- EXERCISE REQUIREMENTS
Set out every line bearing the string "Harian".

— START —

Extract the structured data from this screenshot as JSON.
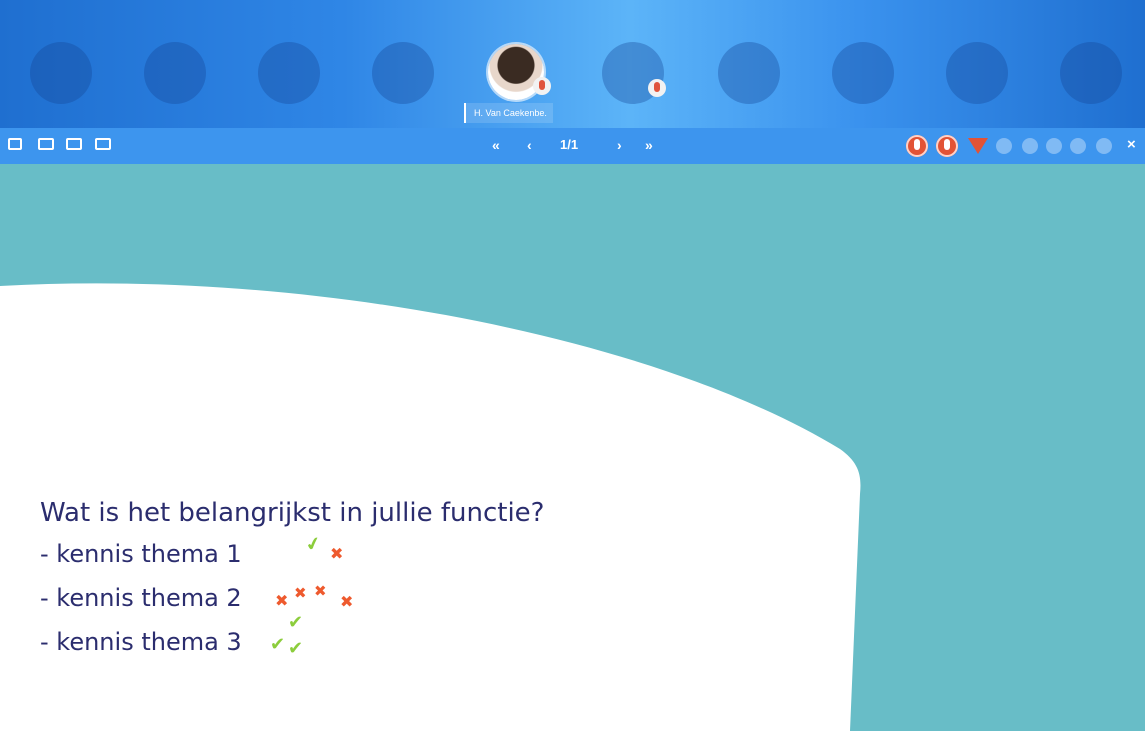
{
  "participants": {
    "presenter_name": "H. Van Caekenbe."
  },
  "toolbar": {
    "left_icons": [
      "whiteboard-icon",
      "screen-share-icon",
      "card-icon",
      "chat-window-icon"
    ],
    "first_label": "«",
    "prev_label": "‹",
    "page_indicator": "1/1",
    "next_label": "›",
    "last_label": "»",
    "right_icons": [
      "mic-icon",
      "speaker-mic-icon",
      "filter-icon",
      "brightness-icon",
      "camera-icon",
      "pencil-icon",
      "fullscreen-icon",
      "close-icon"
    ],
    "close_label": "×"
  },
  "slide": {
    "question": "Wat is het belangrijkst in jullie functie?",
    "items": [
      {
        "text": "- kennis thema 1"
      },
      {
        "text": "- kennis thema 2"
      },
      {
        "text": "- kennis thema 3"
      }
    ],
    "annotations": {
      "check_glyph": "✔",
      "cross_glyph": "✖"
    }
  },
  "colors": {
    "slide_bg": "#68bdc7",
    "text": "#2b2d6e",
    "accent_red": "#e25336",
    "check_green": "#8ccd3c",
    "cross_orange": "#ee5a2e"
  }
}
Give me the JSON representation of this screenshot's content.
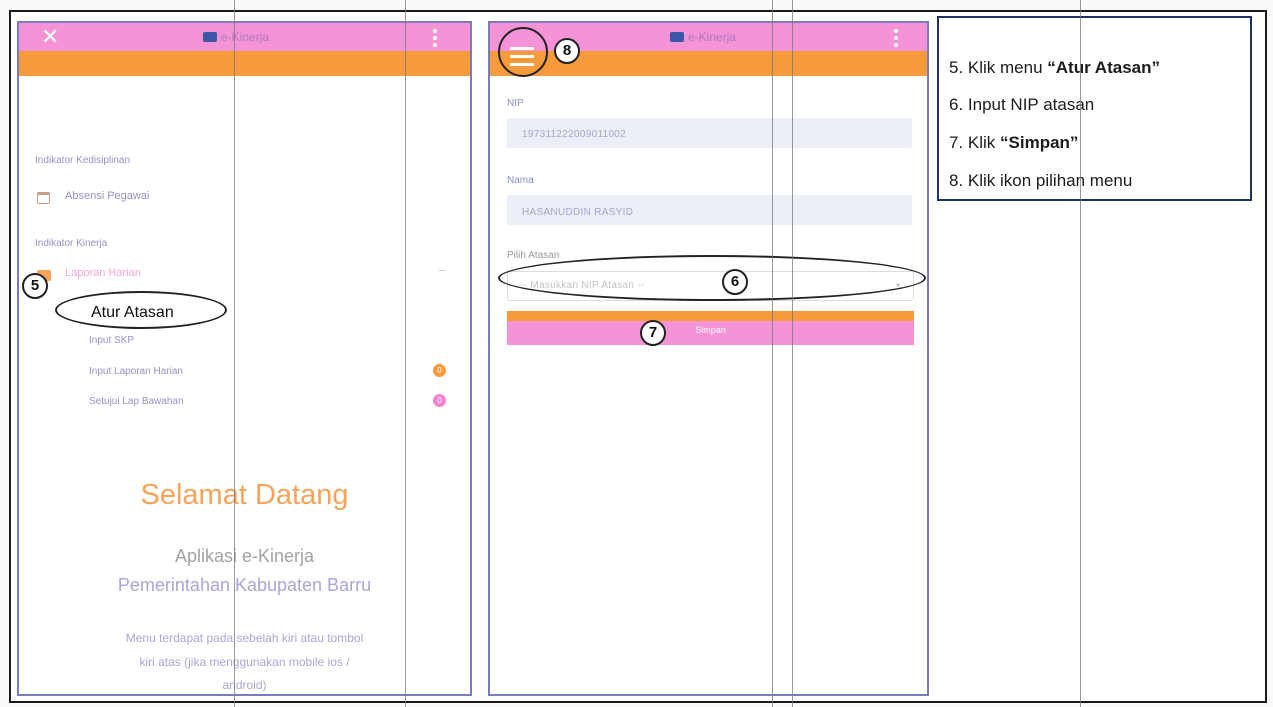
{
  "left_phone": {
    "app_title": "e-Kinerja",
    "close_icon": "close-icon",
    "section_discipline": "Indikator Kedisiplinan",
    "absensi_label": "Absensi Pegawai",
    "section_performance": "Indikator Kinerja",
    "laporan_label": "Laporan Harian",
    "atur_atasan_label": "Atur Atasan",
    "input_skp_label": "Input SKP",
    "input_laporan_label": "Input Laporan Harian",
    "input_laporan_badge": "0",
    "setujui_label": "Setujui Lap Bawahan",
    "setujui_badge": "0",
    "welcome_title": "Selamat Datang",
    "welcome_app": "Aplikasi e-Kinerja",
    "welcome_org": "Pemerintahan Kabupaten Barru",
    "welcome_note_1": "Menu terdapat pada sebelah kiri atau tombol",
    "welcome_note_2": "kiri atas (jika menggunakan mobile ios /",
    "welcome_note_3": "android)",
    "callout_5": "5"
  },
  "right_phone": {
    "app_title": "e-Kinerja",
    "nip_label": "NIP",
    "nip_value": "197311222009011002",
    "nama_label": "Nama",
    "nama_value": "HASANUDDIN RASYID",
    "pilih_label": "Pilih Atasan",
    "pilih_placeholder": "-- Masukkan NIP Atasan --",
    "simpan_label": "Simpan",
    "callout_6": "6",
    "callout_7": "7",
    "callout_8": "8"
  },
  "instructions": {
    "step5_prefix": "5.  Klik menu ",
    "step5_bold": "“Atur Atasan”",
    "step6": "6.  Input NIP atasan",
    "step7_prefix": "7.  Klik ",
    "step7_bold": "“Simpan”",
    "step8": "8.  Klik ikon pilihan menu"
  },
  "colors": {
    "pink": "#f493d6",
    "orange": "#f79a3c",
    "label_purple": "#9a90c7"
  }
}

— END —
— START —

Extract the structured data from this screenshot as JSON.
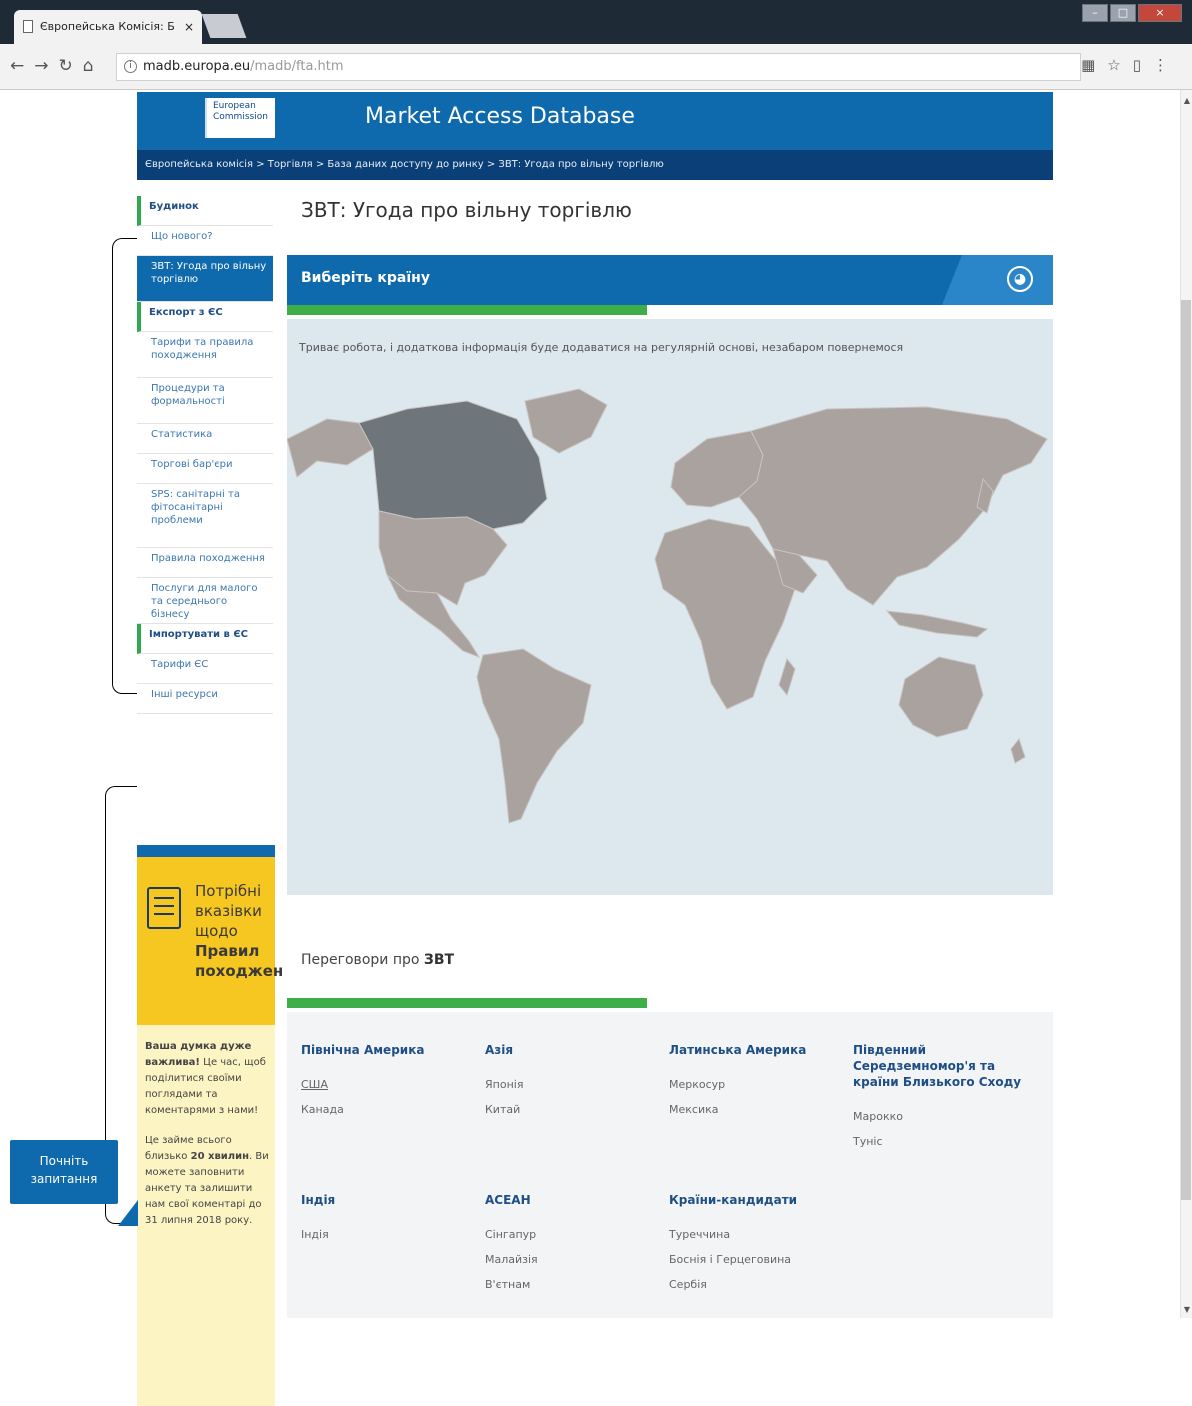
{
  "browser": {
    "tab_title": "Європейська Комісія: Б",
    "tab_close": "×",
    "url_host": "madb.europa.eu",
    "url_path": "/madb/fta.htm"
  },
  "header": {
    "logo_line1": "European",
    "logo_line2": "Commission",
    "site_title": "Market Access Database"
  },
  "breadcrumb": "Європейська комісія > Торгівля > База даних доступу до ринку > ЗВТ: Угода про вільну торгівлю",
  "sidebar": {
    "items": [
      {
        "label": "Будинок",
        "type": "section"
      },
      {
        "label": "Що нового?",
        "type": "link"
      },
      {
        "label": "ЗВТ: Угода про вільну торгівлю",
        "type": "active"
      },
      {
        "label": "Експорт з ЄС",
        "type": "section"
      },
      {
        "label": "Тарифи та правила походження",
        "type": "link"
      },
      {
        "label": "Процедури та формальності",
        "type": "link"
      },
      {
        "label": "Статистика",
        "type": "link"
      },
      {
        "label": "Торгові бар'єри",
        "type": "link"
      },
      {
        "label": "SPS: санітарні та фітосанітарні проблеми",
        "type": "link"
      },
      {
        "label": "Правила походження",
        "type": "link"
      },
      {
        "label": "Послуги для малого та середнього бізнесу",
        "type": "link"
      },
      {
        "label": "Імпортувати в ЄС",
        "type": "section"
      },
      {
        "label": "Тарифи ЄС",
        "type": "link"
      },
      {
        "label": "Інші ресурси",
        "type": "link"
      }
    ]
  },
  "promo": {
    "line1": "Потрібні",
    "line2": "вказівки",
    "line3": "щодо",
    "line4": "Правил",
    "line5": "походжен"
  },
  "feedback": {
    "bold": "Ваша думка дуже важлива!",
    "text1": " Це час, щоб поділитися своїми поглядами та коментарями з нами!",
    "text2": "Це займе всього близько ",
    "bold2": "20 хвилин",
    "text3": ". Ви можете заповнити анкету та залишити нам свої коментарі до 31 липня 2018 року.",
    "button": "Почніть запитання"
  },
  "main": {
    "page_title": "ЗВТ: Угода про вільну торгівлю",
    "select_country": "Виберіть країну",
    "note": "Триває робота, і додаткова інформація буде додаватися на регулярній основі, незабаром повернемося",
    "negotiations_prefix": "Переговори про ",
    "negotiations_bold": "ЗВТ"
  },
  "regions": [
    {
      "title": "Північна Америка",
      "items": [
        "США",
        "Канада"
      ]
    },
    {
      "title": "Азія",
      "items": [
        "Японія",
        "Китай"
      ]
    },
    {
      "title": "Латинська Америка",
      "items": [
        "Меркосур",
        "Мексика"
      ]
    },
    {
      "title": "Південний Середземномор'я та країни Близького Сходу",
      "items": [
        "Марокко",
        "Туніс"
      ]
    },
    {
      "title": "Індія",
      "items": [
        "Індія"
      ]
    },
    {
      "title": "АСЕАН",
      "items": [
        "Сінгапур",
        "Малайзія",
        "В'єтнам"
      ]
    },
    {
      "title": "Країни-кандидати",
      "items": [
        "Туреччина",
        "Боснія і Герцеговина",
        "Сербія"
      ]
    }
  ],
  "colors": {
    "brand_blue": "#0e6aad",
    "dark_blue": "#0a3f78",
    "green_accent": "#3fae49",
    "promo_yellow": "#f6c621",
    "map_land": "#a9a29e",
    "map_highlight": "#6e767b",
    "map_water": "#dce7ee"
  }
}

— END —

- WRITTEN RESPONSE
    "laporan_label": "Laporan Harian",
    "input_laporan_label": "Input Laporan Harian",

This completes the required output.